- Objective -
From the entries below, say how many lines carry the word "votes", and give nothing but the number.

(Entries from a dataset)
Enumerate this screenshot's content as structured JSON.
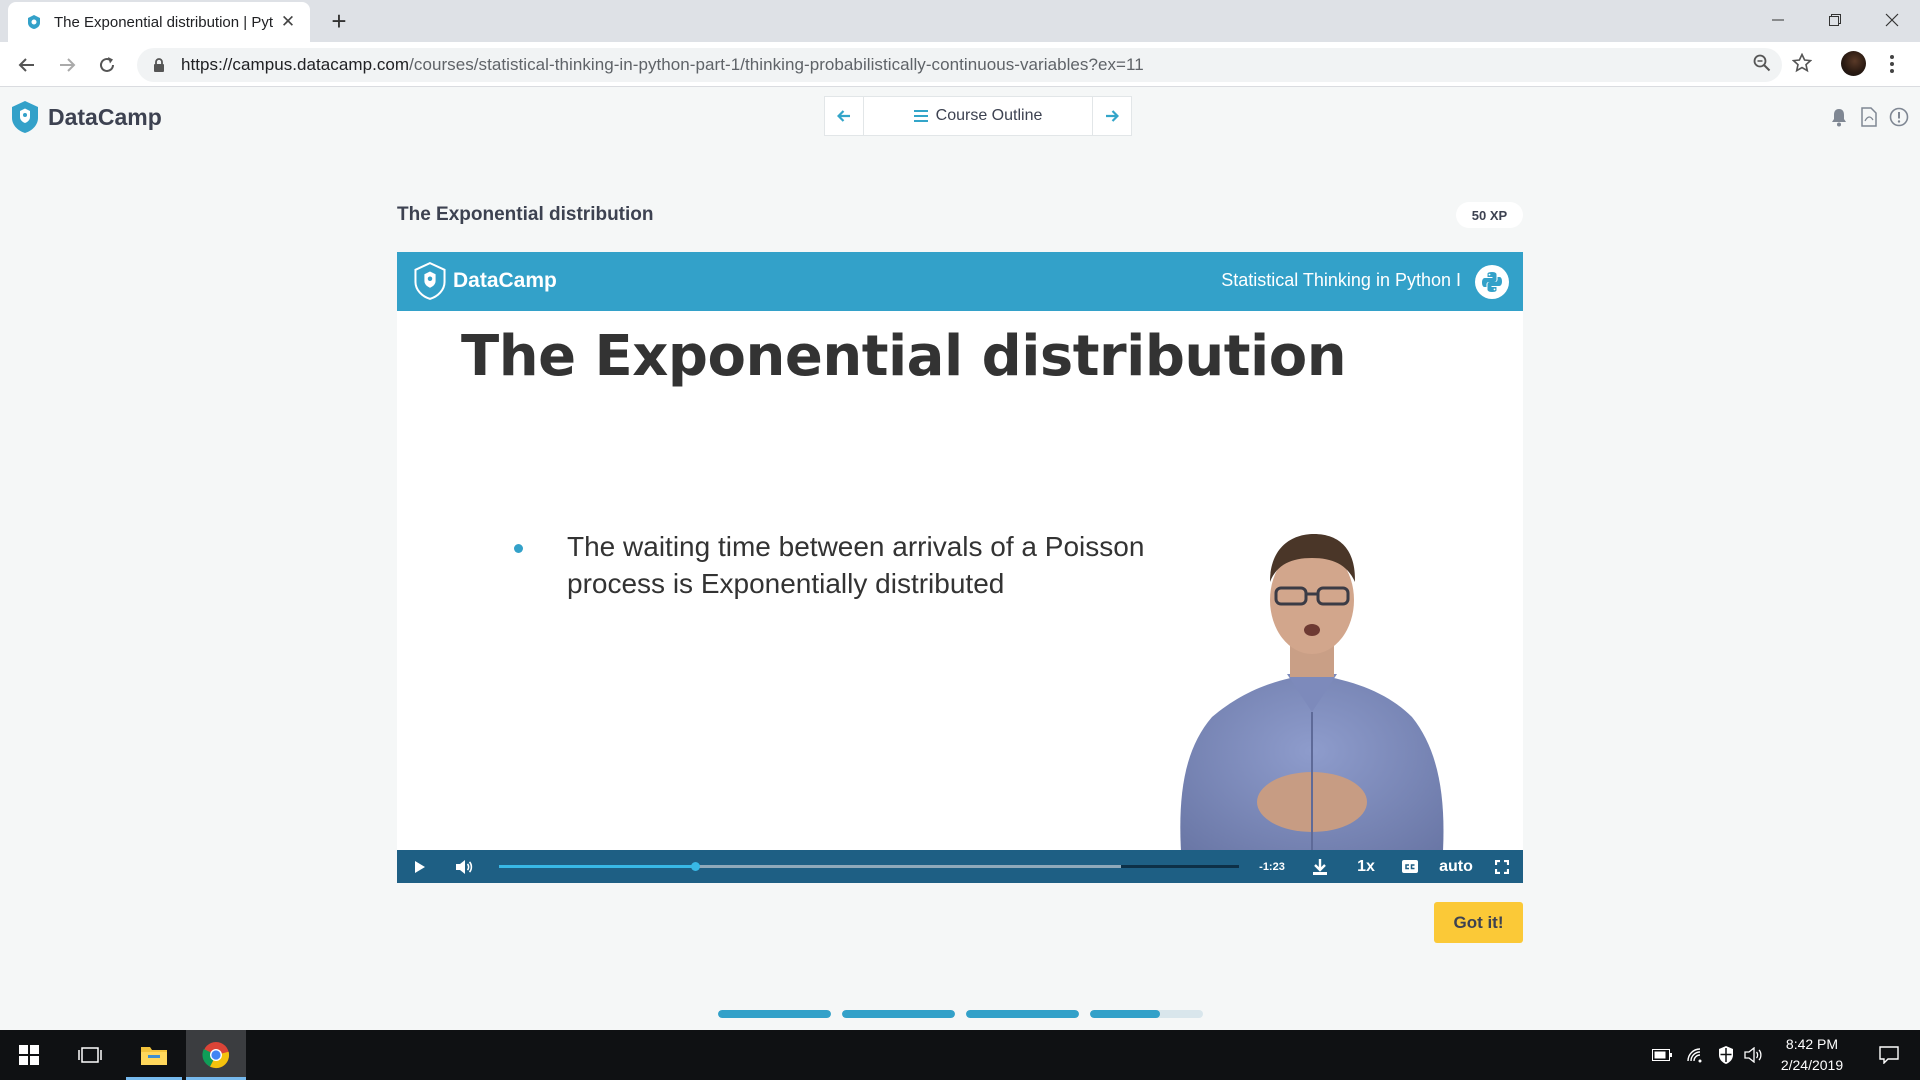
{
  "browser": {
    "tab_title": "The Exponential distribution | Pyt",
    "url_host": "https://campus.datacamp.com",
    "url_path": "/courses/statistical-thinking-in-python-part-1/thinking-probabilistically-continuous-variables?ex=11",
    "tab_close": "✕",
    "new_tab": "+"
  },
  "header": {
    "logo_text": "DataCamp",
    "course_outline_label": "Course Outline"
  },
  "exercise": {
    "title": "The Exponential distribution",
    "xp_badge": "50 XP",
    "got_it_label": "Got it!"
  },
  "video": {
    "banner_logo": "DataCamp",
    "banner_course": "Statistical Thinking in Python I",
    "slide_title": "The Exponential distribution",
    "bullet": "The waiting time between arrivals of a Poisson process is Exponentially distributed",
    "time_remaining": "-1:23",
    "speed": "1x",
    "quality": "auto",
    "played_fraction": 0.265,
    "buffered_fraction": 0.84
  },
  "progress_segments": [
    1,
    1,
    1,
    0.62
  ],
  "taskbar": {
    "time": "8:42 PM",
    "date": "2/24/2019"
  },
  "colors": {
    "brand_blue": "#33a1c9",
    "controls_bg": "#1e5f84",
    "got_it": "#fbc937"
  }
}
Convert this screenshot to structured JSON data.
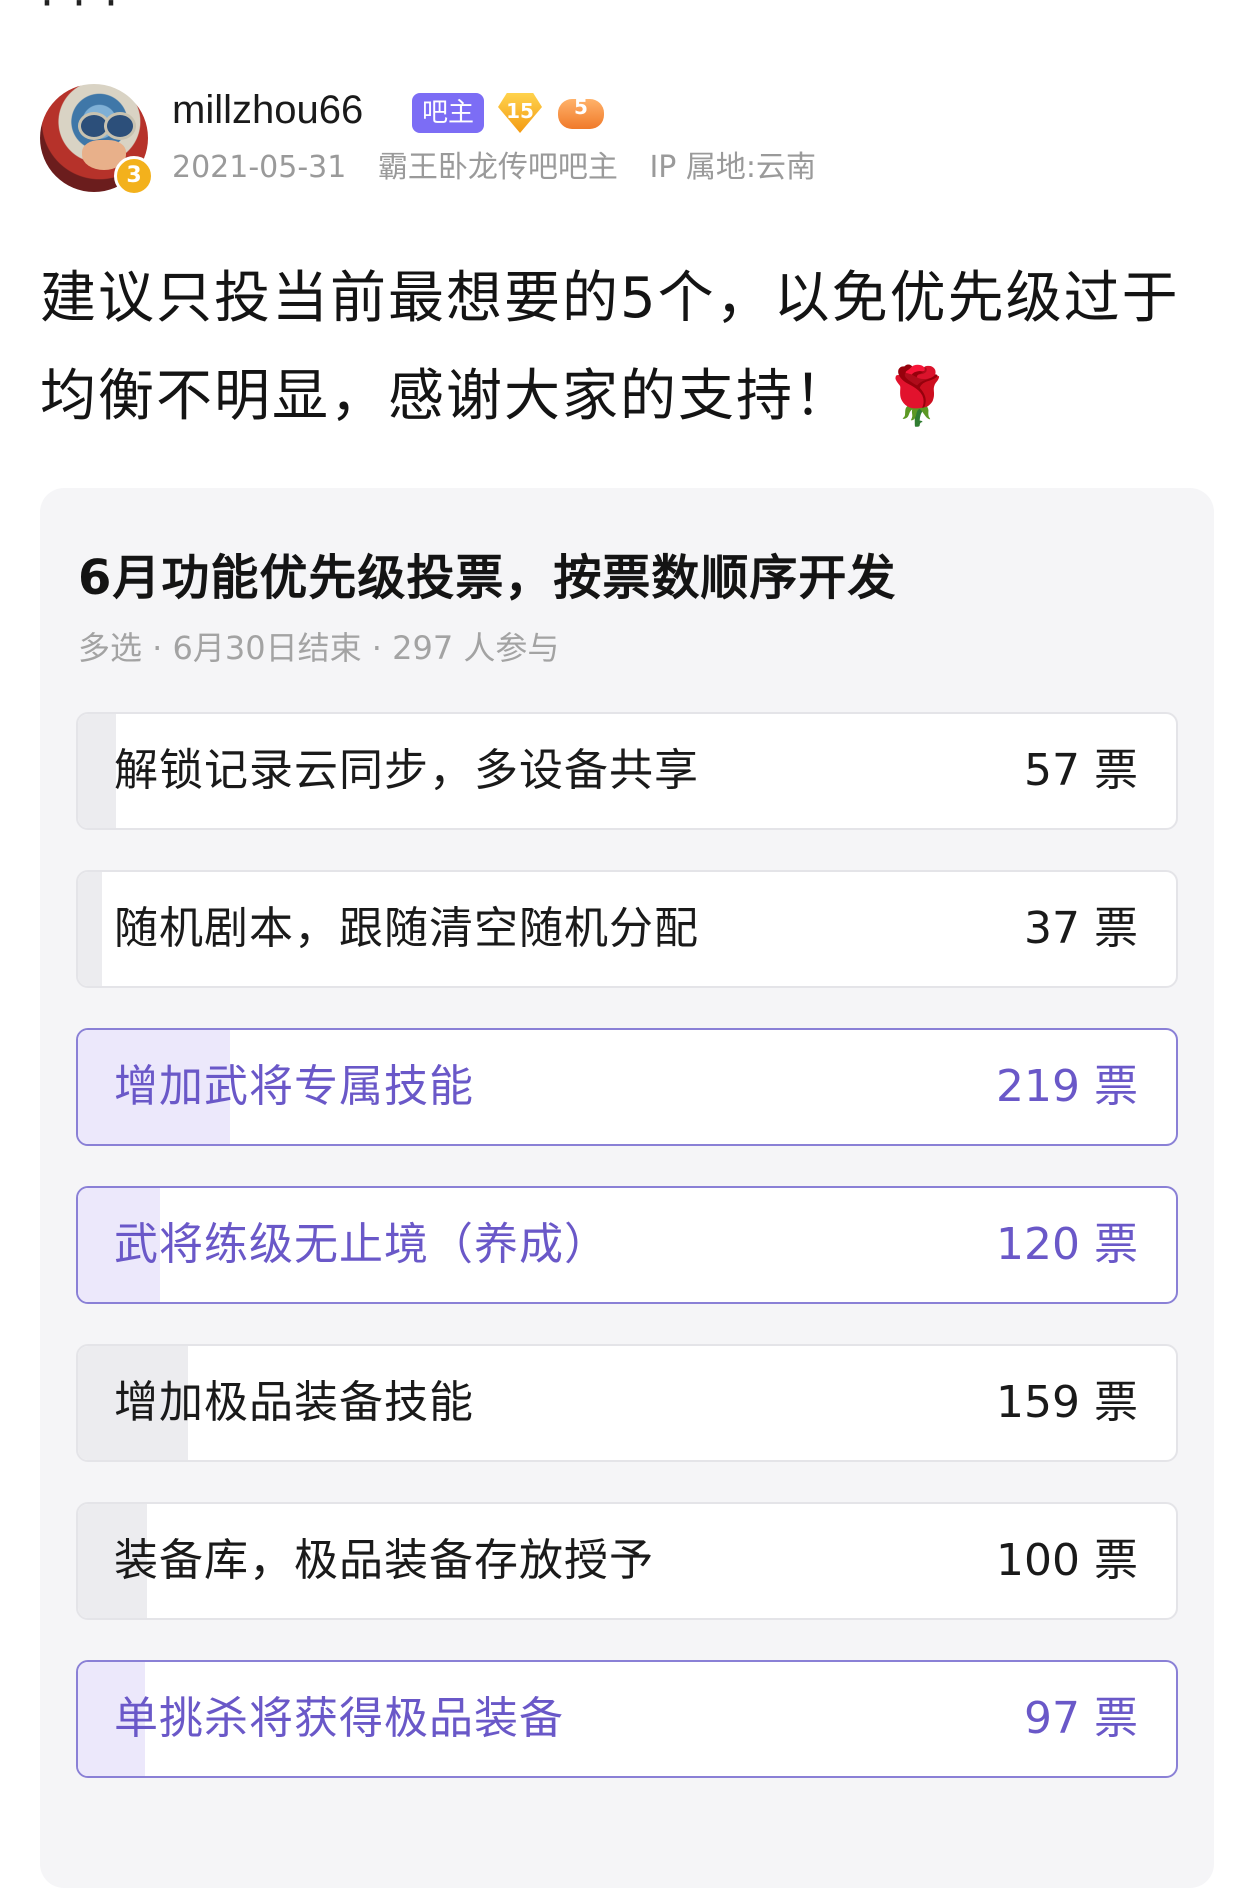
{
  "author": {
    "avatar_level": "3",
    "username": "millzhou66",
    "role_badge": "吧主",
    "level_badge": "15",
    "game_badge": "5",
    "date": "2021-05-31",
    "title": "霸王卧龙传吧吧主",
    "ip_location": "IP 属地:云南"
  },
  "post": {
    "text": "建议只投当前最想要的5个，以免优先级过于均衡不明显，感谢大家的支持！",
    "emoji": "🌹"
  },
  "poll": {
    "title": "6月功能优先级投票，按票数顺序开发",
    "subtitle": "多选 · 6月30日结束 · 297 人参与",
    "options": [
      {
        "label": "解锁记录云同步，多设备共享",
        "votes": "57 票",
        "selected": false,
        "fraction": 0.035
      },
      {
        "label": "随机剧本，跟随清空随机分配",
        "votes": "37 票",
        "selected": false,
        "fraction": 0.022
      },
      {
        "label": "增加武将专属技能",
        "votes": "219 票",
        "selected": true,
        "fraction": 0.138
      },
      {
        "label": "武将练级无止境（养成）",
        "votes": "120 票",
        "selected": true,
        "fraction": 0.075
      },
      {
        "label": "增加极品装备技能",
        "votes": "159 票",
        "selected": false,
        "fraction": 0.1
      },
      {
        "label": "装备库，极品装备存放授予",
        "votes": "100 票",
        "selected": false,
        "fraction": 0.063
      },
      {
        "label": "单挑杀将获得极品装备",
        "votes": "97 票",
        "selected": true,
        "fraction": 0.061
      }
    ]
  },
  "colors": {
    "accent": "#7c6df5",
    "selected_text": "#6a58c8",
    "selected_border": "#8a80d6"
  }
}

- Reply to the task -
7